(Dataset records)
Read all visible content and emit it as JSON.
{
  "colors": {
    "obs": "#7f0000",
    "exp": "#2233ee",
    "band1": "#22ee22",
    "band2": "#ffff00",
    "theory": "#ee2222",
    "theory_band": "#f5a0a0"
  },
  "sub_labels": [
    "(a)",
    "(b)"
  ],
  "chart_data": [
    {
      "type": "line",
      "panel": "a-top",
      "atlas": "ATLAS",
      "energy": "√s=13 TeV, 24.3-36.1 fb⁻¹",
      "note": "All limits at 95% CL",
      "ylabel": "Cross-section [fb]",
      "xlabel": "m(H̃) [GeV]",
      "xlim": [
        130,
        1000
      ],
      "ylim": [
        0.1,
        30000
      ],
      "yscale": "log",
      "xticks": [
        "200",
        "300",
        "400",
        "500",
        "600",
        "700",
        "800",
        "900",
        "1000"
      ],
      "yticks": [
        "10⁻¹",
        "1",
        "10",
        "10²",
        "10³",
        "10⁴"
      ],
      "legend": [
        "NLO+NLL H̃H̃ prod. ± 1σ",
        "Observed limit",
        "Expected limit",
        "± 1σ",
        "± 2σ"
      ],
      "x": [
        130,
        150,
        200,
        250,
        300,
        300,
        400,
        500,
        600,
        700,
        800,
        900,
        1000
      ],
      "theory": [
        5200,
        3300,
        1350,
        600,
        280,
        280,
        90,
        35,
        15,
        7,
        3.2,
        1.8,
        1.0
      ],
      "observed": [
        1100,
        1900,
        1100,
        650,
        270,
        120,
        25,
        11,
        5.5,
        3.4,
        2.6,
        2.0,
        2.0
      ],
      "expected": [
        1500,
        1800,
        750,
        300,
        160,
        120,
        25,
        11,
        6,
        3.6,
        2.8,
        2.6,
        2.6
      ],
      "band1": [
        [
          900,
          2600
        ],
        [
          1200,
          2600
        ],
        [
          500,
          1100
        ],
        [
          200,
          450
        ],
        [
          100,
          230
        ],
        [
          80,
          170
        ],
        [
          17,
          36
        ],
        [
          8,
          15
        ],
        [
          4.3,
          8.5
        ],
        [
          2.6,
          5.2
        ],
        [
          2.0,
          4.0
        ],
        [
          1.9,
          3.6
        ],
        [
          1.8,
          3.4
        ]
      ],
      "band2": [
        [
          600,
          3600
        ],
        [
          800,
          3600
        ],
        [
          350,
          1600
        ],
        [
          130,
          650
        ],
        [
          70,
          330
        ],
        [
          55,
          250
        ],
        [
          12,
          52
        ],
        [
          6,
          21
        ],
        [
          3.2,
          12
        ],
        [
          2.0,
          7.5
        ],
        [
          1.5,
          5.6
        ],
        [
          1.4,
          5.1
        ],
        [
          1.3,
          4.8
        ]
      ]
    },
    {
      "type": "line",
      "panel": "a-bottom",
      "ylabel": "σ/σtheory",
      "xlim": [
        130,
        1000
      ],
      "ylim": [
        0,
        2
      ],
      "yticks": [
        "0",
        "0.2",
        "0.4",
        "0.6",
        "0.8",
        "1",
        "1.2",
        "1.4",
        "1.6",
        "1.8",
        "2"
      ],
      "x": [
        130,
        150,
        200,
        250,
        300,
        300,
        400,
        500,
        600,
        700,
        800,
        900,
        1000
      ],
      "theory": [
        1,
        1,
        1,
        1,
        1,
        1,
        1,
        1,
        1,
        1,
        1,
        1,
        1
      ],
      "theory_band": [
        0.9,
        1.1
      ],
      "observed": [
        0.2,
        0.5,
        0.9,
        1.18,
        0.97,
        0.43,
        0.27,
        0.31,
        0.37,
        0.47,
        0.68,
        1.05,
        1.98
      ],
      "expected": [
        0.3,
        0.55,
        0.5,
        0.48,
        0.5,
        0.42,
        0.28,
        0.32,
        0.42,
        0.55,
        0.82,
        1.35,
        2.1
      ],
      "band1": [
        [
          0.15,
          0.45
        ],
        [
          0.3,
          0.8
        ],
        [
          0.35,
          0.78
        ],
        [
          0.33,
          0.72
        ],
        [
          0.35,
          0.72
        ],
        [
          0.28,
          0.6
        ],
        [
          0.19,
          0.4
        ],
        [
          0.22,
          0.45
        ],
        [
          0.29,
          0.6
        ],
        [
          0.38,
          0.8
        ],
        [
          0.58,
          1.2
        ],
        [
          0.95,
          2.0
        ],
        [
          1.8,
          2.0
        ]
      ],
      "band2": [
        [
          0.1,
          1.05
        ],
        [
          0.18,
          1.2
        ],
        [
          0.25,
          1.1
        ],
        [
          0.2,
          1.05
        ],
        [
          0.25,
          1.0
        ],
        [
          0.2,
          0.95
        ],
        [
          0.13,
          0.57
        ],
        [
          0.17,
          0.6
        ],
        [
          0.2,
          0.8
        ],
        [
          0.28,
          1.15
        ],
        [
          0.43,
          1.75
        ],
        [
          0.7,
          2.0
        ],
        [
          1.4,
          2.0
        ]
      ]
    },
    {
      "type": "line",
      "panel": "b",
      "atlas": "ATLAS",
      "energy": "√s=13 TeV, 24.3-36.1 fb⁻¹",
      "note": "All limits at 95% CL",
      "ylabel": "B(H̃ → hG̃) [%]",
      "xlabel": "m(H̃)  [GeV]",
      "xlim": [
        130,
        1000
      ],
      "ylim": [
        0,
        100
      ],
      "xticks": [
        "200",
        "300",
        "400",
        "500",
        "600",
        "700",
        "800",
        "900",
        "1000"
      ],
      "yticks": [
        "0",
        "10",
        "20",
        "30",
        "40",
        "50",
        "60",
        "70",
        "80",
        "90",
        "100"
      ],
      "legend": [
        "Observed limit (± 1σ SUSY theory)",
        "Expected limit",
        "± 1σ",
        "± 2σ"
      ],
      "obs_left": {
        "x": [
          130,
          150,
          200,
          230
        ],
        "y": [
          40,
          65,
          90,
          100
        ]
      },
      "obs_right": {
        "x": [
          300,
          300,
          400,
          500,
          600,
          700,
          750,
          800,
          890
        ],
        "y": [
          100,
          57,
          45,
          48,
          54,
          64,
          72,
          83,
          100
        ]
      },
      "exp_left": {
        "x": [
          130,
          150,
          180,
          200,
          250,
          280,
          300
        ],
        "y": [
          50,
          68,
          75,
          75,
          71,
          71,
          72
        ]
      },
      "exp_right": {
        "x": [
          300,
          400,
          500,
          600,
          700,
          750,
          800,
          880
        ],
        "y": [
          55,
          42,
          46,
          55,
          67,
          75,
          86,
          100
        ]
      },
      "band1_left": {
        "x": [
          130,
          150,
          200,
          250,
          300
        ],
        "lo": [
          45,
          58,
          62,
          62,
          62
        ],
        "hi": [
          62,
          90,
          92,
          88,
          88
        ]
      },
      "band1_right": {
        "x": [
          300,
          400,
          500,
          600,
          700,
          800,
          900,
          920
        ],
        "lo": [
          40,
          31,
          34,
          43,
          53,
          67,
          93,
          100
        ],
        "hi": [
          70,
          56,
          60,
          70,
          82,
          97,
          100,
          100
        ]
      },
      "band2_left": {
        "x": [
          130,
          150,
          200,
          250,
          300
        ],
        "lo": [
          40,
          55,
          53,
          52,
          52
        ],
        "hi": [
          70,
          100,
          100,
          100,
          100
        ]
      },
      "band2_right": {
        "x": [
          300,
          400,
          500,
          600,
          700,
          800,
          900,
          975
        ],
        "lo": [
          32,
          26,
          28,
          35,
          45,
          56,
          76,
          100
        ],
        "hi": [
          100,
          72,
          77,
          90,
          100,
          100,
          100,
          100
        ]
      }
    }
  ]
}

§ Given exercise
Would you give the material above again, complete and exact?

§ Answer to the exercise
Read all visible content and emit it as JSON.
{
  "colors": {
    "obs": "#7f0000",
    "exp": "#2233ee",
    "band1": "#22ee22",
    "band2": "#ffff00",
    "theory": "#ee2222",
    "theory_band": "#f5a0a0"
  },
  "sub_labels": [
    "(a)",
    "(b)"
  ],
  "chart_data": [
    {
      "type": "line",
      "panel": "a-top",
      "atlas": "ATLAS",
      "energy": "√s=13 TeV, 24.3-36.1 fb⁻¹",
      "note": "All limits at 95% CL",
      "ylabel": "Cross-section [fb]",
      "xlabel": "m(H̃) [GeV]",
      "xlim": [
        130,
        1000
      ],
      "ylim": [
        0.1,
        30000
      ],
      "yscale": "log",
      "xticks": [
        "200",
        "300",
        "400",
        "500",
        "600",
        "700",
        "800",
        "900",
        "1000"
      ],
      "yticks": [
        "10⁻¹",
        "1",
        "10",
        "10²",
        "10³",
        "10⁴"
      ],
      "legend": [
        "NLO+NLL H̃H̃ prod. ± 1σ",
        "Observed limit",
        "Expected limit",
        "± 1σ",
        "± 2σ"
      ],
      "x": [
        130,
        150,
        200,
        250,
        300,
        300,
        400,
        500,
        600,
        700,
        800,
        900,
        1000
      ],
      "theory": [
        5200,
        3300,
        1350,
        600,
        280,
        280,
        90,
        35,
        15,
        7,
        3.2,
        1.8,
        1.0
      ],
      "observed": [
        1100,
        1900,
        1100,
        650,
        270,
        120,
        25,
        11,
        5.5,
        3.4,
        2.6,
        2.0,
        2.0
      ],
      "expected": [
        1500,
        1800,
        750,
        300,
        160,
        120,
        25,
        11,
        6,
        3.6,
        2.8,
        2.6,
        2.6
      ],
      "band1": [
        [
          900,
          2600
        ],
        [
          1200,
          2600
        ],
        [
          500,
          1100
        ],
        [
          200,
          450
        ],
        [
          100,
          230
        ],
        [
          80,
          170
        ],
        [
          17,
          36
        ],
        [
          8,
          15
        ],
        [
          4.3,
          8.5
        ],
        [
          2.6,
          5.2
        ],
        [
          2.0,
          4.0
        ],
        [
          1.9,
          3.6
        ],
        [
          1.8,
          3.4
        ]
      ],
      "band2": [
        [
          600,
          3600
        ],
        [
          800,
          3600
        ],
        [
          350,
          1600
        ],
        [
          130,
          650
        ],
        [
          70,
          330
        ],
        [
          55,
          250
        ],
        [
          12,
          52
        ],
        [
          6,
          21
        ],
        [
          3.2,
          12
        ],
        [
          2.0,
          7.5
        ],
        [
          1.5,
          5.6
        ],
        [
          1.4,
          5.1
        ],
        [
          1.3,
          4.8
        ]
      ]
    },
    {
      "type": "line",
      "panel": "a-bottom",
      "ylabel": "σ/σtheory",
      "xlim": [
        130,
        1000
      ],
      "ylim": [
        0,
        2
      ],
      "yticks": [
        "0",
        "0.2",
        "0.4",
        "0.6",
        "0.8",
        "1",
        "1.2",
        "1.4",
        "1.6",
        "1.8",
        "2"
      ],
      "x": [
        130,
        150,
        200,
        250,
        300,
        300,
        400,
        500,
        600,
        700,
        800,
        900,
        1000
      ],
      "theory": [
        1,
        1,
        1,
        1,
        1,
        1,
        1,
        1,
        1,
        1,
        1,
        1,
        1
      ],
      "theory_band": [
        0.9,
        1.1
      ],
      "observed": [
        0.2,
        0.5,
        0.9,
        1.18,
        0.97,
        0.43,
        0.27,
        0.31,
        0.37,
        0.47,
        0.68,
        1.05,
        1.98
      ],
      "expected": [
        0.3,
        0.55,
        0.5,
        0.48,
        0.5,
        0.42,
        0.28,
        0.32,
        0.42,
        0.55,
        0.82,
        1.35,
        2.1
      ],
      "band1": [
        [
          0.15,
          0.45
        ],
        [
          0.3,
          0.8
        ],
        [
          0.35,
          0.78
        ],
        [
          0.33,
          0.72
        ],
        [
          0.35,
          0.72
        ],
        [
          0.28,
          0.6
        ],
        [
          0.19,
          0.4
        ],
        [
          0.22,
          0.45
        ],
        [
          0.29,
          0.6
        ],
        [
          0.38,
          0.8
        ],
        [
          0.58,
          1.2
        ],
        [
          0.95,
          2.0
        ],
        [
          1.8,
          2.0
        ]
      ],
      "band2": [
        [
          0.1,
          1.05
        ],
        [
          0.18,
          1.2
        ],
        [
          0.25,
          1.1
        ],
        [
          0.2,
          1.05
        ],
        [
          0.25,
          1.0
        ],
        [
          0.2,
          0.95
        ],
        [
          0.13,
          0.57
        ],
        [
          0.17,
          0.6
        ],
        [
          0.2,
          0.8
        ],
        [
          0.28,
          1.15
        ],
        [
          0.43,
          1.75
        ],
        [
          0.7,
          2.0
        ],
        [
          1.4,
          2.0
        ]
      ]
    },
    {
      "type": "line",
      "panel": "b",
      "atlas": "ATLAS",
      "energy": "√s=13 TeV, 24.3-36.1 fb⁻¹",
      "note": "All limits at 95% CL",
      "ylabel": "B(H̃ → hG̃) [%]",
      "xlabel": "m(H̃)  [GeV]",
      "xlim": [
        130,
        1000
      ],
      "ylim": [
        0,
        100
      ],
      "xticks": [
        "200",
        "300",
        "400",
        "500",
        "600",
        "700",
        "800",
        "900",
        "1000"
      ],
      "yticks": [
        "0",
        "10",
        "20",
        "30",
        "40",
        "50",
        "60",
        "70",
        "80",
        "90",
        "100"
      ],
      "legend": [
        "Observed limit (± 1σ SUSY theory)",
        "Expected limit",
        "± 1σ",
        "± 2σ"
      ],
      "obs_left": {
        "x": [
          130,
          150,
          200,
          230
        ],
        "y": [
          40,
          65,
          90,
          100
        ]
      },
      "obs_right": {
        "x": [
          300,
          300,
          400,
          500,
          600,
          700,
          750,
          800,
          890
        ],
        "y": [
          100,
          57,
          45,
          48,
          54,
          64,
          72,
          83,
          100
        ]
      },
      "exp_left": {
        "x": [
          130,
          150,
          180,
          200,
          250,
          280,
          300
        ],
        "y": [
          50,
          68,
          75,
          75,
          71,
          71,
          72
        ]
      },
      "exp_right": {
        "x": [
          300,
          400,
          500,
          600,
          700,
          750,
          800,
          880
        ],
        "y": [
          55,
          42,
          46,
          55,
          67,
          75,
          86,
          100
        ]
      },
      "band1_left": {
        "x": [
          130,
          150,
          200,
          250,
          300
        ],
        "lo": [
          45,
          58,
          62,
          62,
          62
        ],
        "hi": [
          62,
          90,
          92,
          88,
          88
        ]
      },
      "band1_right": {
        "x": [
          300,
          400,
          500,
          600,
          700,
          800,
          900,
          920
        ],
        "lo": [
          40,
          31,
          34,
          43,
          53,
          67,
          93,
          100
        ],
        "hi": [
          70,
          56,
          60,
          70,
          82,
          97,
          100,
          100
        ]
      },
      "band2_left": {
        "x": [
          130,
          150,
          200,
          250,
          300
        ],
        "lo": [
          40,
          55,
          53,
          52,
          52
        ],
        "hi": [
          70,
          100,
          100,
          100,
          100
        ]
      },
      "band2_right": {
        "x": [
          300,
          400,
          500,
          600,
          700,
          800,
          900,
          975
        ],
        "lo": [
          32,
          26,
          28,
          35,
          45,
          56,
          76,
          100
        ],
        "hi": [
          100,
          72,
          77,
          90,
          100,
          100,
          100,
          100
        ]
      }
    }
  ]
}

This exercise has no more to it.